DESCRIPTION OF THE TASK: Tell how many lines carry the word "Streamwood"; the reply is the number and nothing else.

DATA FOR THIS EXERCISE:
------------

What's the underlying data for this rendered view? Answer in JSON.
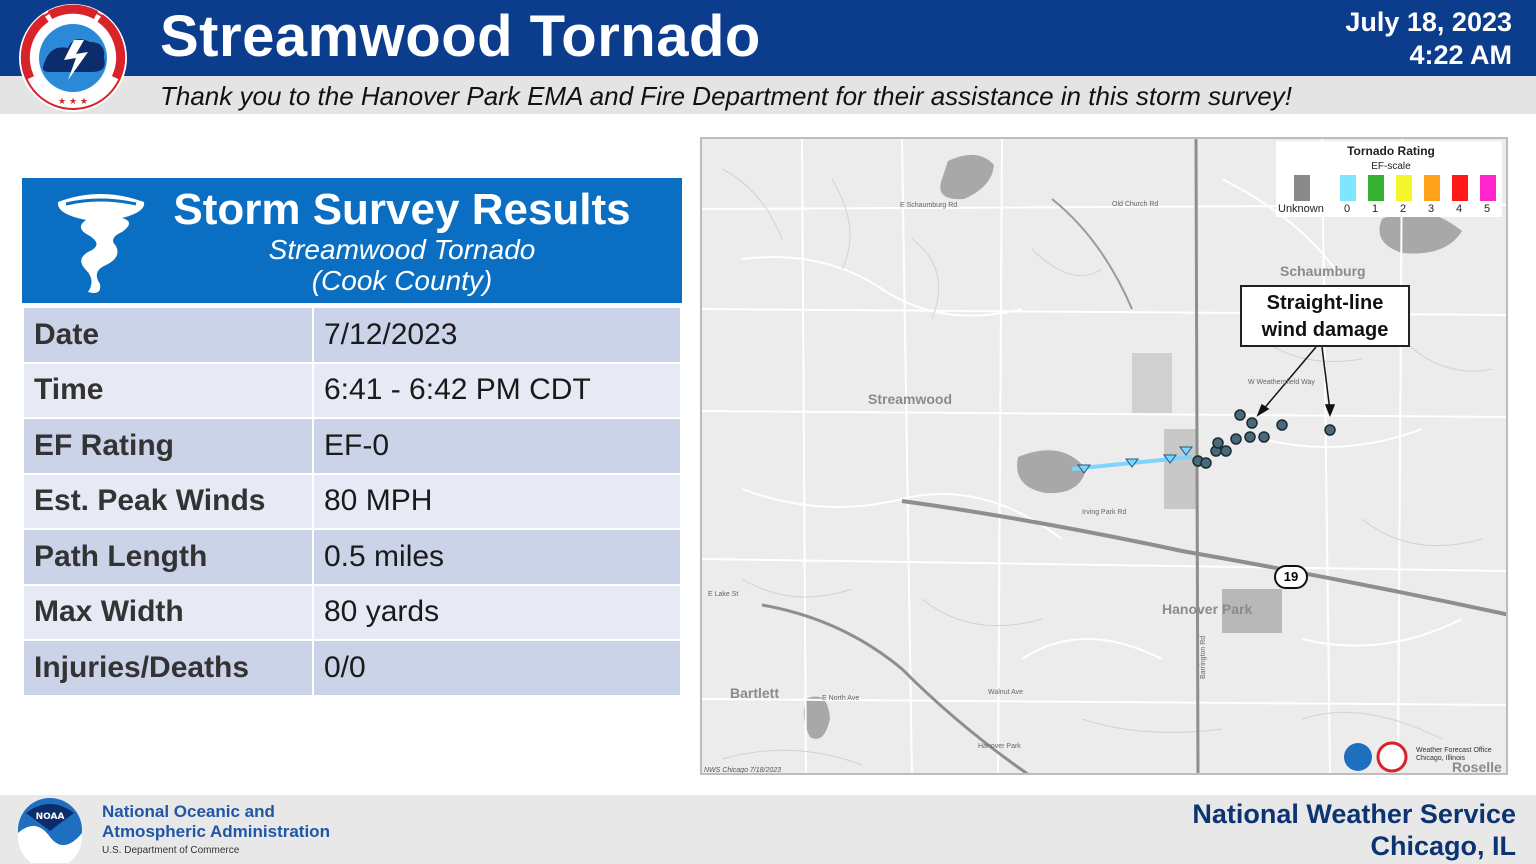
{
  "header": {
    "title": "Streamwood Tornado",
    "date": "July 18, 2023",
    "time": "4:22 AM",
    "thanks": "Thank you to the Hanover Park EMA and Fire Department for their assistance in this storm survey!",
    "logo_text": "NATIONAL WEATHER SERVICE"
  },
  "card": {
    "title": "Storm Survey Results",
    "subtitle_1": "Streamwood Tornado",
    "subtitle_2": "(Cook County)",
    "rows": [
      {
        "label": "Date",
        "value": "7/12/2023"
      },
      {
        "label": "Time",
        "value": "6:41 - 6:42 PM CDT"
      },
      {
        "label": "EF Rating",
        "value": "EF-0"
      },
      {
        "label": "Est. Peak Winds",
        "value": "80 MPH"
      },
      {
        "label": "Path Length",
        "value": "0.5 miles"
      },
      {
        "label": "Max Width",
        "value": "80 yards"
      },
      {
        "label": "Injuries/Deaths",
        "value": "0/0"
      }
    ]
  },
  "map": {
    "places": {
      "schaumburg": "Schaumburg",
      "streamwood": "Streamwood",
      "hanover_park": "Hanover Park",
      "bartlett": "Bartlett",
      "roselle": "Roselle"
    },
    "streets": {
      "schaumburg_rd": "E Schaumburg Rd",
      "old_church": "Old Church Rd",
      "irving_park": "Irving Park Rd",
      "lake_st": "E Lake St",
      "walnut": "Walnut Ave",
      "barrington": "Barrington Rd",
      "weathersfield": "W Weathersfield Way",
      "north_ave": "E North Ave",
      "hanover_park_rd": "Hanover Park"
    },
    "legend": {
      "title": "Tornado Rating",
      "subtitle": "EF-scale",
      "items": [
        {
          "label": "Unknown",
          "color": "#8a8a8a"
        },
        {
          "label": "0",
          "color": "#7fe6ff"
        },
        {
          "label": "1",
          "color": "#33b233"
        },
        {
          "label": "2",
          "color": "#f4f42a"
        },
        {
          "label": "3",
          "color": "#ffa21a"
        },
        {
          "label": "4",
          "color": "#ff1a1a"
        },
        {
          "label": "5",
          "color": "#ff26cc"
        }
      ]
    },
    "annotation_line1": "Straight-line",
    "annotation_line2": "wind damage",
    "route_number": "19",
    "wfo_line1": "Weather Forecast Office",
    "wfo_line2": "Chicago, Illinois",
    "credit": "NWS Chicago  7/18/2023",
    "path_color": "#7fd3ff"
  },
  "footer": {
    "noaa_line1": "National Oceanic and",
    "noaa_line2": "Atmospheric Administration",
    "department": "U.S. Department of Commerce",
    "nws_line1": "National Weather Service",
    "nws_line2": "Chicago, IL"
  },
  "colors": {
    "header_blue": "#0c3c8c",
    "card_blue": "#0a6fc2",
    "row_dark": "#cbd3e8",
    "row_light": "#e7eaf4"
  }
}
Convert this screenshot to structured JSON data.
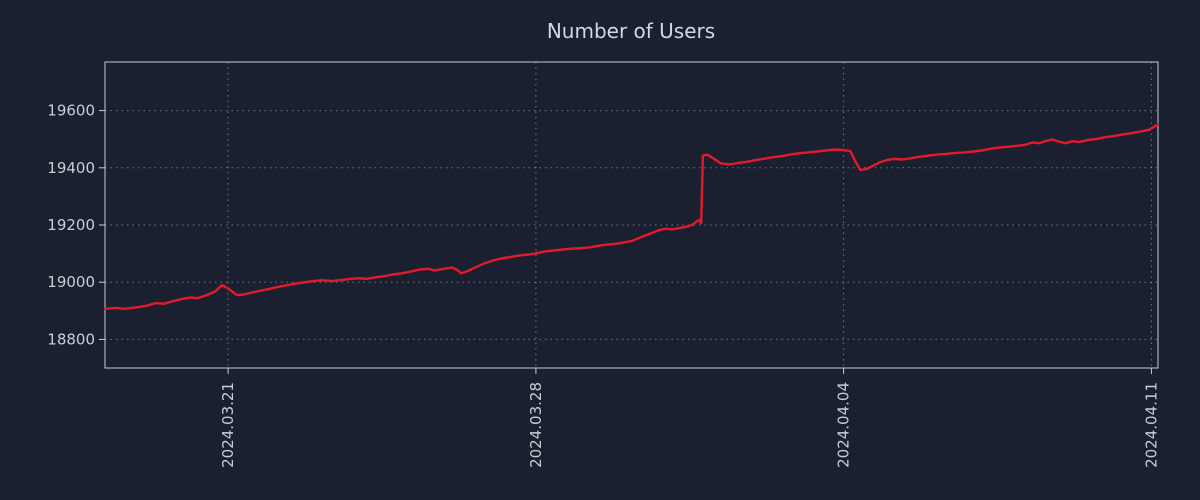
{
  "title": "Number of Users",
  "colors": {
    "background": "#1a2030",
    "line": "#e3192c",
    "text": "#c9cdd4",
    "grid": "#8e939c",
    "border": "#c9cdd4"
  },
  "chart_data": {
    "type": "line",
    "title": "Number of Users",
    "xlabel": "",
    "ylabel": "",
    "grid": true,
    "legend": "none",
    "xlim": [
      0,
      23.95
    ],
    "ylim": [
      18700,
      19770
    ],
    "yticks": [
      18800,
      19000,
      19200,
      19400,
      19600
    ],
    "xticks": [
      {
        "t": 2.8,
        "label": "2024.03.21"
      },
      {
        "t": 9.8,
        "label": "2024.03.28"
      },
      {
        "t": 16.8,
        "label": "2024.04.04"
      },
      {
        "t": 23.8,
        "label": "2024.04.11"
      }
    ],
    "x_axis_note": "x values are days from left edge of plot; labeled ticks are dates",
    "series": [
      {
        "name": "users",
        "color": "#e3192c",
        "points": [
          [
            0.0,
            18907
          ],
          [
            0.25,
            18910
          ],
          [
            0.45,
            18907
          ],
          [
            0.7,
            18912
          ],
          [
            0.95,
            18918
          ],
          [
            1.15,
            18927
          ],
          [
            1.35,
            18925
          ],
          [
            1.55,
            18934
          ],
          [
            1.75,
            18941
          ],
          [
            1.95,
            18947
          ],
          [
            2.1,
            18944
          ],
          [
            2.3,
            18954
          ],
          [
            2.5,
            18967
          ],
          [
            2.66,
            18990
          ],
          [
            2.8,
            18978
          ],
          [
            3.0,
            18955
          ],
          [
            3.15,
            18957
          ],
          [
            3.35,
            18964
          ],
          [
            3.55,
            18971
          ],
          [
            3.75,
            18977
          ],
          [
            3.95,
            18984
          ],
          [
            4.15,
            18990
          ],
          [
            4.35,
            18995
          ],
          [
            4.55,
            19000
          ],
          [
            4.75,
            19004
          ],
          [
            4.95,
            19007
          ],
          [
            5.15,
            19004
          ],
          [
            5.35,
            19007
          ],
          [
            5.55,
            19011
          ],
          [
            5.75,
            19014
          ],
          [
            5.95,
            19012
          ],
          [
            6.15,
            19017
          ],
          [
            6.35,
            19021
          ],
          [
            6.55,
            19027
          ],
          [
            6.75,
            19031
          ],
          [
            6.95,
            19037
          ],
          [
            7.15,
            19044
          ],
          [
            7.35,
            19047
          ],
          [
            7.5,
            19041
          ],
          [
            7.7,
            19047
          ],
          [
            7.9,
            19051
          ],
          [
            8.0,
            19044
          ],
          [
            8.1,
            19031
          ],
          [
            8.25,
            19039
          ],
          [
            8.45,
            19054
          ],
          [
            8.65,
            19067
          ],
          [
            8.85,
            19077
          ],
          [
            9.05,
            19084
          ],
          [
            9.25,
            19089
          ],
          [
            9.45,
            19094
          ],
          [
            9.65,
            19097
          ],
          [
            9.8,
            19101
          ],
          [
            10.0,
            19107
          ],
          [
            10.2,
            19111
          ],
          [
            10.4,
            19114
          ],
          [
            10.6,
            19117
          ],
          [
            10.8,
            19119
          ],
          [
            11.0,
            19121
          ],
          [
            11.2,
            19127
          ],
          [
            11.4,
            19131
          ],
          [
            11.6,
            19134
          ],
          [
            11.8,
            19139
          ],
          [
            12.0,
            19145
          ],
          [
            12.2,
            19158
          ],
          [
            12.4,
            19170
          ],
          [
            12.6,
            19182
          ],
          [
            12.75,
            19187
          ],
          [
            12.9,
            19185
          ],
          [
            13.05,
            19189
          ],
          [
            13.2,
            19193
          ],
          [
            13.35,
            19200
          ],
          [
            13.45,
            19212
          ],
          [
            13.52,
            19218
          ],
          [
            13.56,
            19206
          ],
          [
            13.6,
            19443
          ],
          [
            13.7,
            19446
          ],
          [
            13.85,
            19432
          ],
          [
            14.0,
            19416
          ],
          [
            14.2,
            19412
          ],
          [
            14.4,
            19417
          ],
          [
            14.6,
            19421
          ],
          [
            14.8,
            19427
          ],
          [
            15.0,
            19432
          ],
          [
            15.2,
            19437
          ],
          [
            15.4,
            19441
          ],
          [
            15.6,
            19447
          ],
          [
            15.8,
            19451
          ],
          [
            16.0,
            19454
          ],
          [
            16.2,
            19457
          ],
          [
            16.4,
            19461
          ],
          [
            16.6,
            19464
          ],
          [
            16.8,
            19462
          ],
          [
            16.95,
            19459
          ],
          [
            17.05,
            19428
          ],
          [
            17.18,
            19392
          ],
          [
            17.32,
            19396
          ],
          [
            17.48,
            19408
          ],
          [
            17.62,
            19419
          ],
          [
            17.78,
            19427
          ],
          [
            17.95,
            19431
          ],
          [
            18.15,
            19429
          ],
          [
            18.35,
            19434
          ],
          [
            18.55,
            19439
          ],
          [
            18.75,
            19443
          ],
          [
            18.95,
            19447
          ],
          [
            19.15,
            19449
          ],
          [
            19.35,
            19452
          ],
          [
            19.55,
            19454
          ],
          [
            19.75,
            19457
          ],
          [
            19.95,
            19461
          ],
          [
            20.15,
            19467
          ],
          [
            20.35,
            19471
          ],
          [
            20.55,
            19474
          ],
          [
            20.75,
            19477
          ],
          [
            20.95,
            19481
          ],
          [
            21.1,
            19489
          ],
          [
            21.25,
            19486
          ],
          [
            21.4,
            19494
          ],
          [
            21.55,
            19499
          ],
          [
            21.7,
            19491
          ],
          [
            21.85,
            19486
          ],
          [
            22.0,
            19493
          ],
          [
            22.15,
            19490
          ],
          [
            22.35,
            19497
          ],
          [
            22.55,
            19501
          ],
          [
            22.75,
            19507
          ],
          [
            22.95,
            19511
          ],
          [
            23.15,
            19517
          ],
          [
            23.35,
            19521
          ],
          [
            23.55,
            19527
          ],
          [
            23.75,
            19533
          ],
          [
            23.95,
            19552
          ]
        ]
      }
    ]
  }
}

------------

TASK RESPONSE: 3